§ EXERCISE: Extract all of the entries and set them down verbatim.

§ RECORD SET:
"""

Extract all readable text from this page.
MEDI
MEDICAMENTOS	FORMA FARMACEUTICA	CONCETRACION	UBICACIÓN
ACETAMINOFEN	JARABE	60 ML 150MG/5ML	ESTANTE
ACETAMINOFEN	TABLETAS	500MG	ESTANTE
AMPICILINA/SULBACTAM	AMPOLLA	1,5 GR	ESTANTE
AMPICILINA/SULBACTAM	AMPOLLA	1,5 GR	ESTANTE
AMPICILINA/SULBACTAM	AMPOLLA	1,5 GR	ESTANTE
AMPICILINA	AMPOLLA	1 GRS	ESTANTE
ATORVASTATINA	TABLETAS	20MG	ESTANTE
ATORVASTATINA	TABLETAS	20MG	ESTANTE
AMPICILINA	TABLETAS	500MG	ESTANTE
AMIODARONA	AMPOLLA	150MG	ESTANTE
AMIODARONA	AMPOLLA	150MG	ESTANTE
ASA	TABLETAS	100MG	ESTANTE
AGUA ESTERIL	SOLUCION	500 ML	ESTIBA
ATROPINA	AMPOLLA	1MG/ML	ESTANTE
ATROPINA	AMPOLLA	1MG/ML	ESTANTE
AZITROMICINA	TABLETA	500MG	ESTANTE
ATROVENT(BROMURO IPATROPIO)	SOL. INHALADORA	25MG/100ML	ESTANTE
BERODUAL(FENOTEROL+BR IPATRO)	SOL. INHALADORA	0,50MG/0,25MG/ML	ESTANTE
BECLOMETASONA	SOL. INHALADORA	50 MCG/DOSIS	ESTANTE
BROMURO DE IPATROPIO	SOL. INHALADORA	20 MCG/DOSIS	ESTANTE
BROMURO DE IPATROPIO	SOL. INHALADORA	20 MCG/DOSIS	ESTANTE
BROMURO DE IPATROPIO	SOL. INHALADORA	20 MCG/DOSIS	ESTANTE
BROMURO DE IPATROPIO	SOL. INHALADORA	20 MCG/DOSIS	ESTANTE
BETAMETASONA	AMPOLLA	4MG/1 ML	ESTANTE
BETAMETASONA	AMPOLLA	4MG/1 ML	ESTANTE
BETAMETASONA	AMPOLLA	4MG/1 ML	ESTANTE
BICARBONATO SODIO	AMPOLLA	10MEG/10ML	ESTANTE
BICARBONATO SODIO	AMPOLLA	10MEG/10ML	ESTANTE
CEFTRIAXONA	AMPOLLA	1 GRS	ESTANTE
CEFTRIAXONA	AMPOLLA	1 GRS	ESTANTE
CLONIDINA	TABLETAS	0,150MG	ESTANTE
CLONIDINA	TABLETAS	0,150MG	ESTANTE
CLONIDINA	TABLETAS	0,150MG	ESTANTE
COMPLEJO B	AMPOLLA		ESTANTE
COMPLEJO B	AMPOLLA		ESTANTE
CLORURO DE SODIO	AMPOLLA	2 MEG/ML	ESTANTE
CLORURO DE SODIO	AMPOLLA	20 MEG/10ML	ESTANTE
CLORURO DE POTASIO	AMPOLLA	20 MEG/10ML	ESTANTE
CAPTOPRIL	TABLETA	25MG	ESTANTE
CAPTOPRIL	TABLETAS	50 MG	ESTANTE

"""

§ RESULT OF THE EXERCISE:
Extract all readable text from this page.
MEDI
MEDICAMENTOS	FORMA FARMACEUTICA	CONCETRACION	UBICACIÓN
ACETAMINOFEN	JARABE	60 ML 150MG/5ML	ESTANTE
ACETAMINOFEN	TABLETAS	500MG	ESTANTE
AMPICILINA/SULBACTAM	AMPOLLA	1,5 GR	ESTANTE
AMPICILINA/SULBACTAM	AMPOLLA	1,5 GR	ESTANTE
AMPICILINA/SULBACTAM	AMPOLLA	1,5 GR	ESTANTE
AMPICILINA	AMPOLLA	1 GRS	ESTANTE
ATORVASTATINA	TABLETAS	20MG	ESTANTE
ATORVASTATINA	TABLETAS	20MG	ESTANTE
AMPICILINA	TABLETAS	500MG	ESTANTE
AMIODARONA	AMPOLLA	150MG	ESTANTE
AMIODARONA	AMPOLLA	150MG	ESTANTE
ASA	TABLETAS	100MG	ESTANTE
AGUA ESTERIL	SOLUCION	500 ML	ESTIBA
ATROPINA	AMPOLLA	1MG/ML	ESTANTE
ATROPINA	AMPOLLA	1MG/ML	ESTANTE
AZITROMICINA	TABLETA	500MG	ESTANTE
ATROVENT(BROMURO IPATROPIO)	SOL. INHALADORA	25MG/100ML	ESTANTE
BERODUAL(FENOTEROL+BR IPATRO)	SOL. INHALADORA	0,50MG/0,25MG/ML	ESTANTE
BECLOMETASONA	SOL. INHALADORA	50 MCG/DOSIS	ESTANTE
BROMURO DE IPATROPIO	SOL. INHALADORA	20 MCG/DOSIS	ESTANTE
BROMURO DE IPATROPIO	SOL. INHALADORA	20 MCG/DOSIS	ESTANTE
BROMURO DE IPATROPIO	SOL. INHALADORA	20 MCG/DOSIS	ESTANTE
BROMURO DE IPATROPIO	SOL. INHALADORA	20 MCG/DOSIS	ESTANTE
BETAMETASONA	AMPOLLA	4MG/1 ML	ESTANTE
BETAMETASONA	AMPOLLA	4MG/1 ML	ESTANTE
BETAMETASONA	AMPOLLA	4MG/1 ML	ESTANTE
BICARBONATO SODIO	AMPOLLA	10MEG/10ML	ESTANTE
BICARBONATO SODIO	AMPOLLA	10MEG/10ML	ESTANTE
CEFTRIAXONA	AMPOLLA	1 GRS	ESTANTE
CEFTRIAXONA	AMPOLLA	1 GRS	ESTANTE
CLONIDINA	TABLETAS	0,150MG	ESTANTE
CLONIDINA	TABLETAS	0,150MG	ESTANTE
CLONIDINA	TABLETAS	0,150MG	ESTANTE
COMPLEJO B	AMPOLLA		ESTANTE
COMPLEJO B	AMPOLLA		ESTANTE
CLORURO DE SODIO	AMPOLLA	2 MEG/ML	ESTANTE
CLORURO DE SODIO	AMPOLLA	20 MEG/10ML	ESTANTE
CLORURO DE POTASIO	AMPOLLA	20 MEG/10ML	ESTANTE
CAPTOPRIL	TABLETA	25MG	ESTANTE
CAPTOPRIL	TABLETAS	50 MG	ESTANTE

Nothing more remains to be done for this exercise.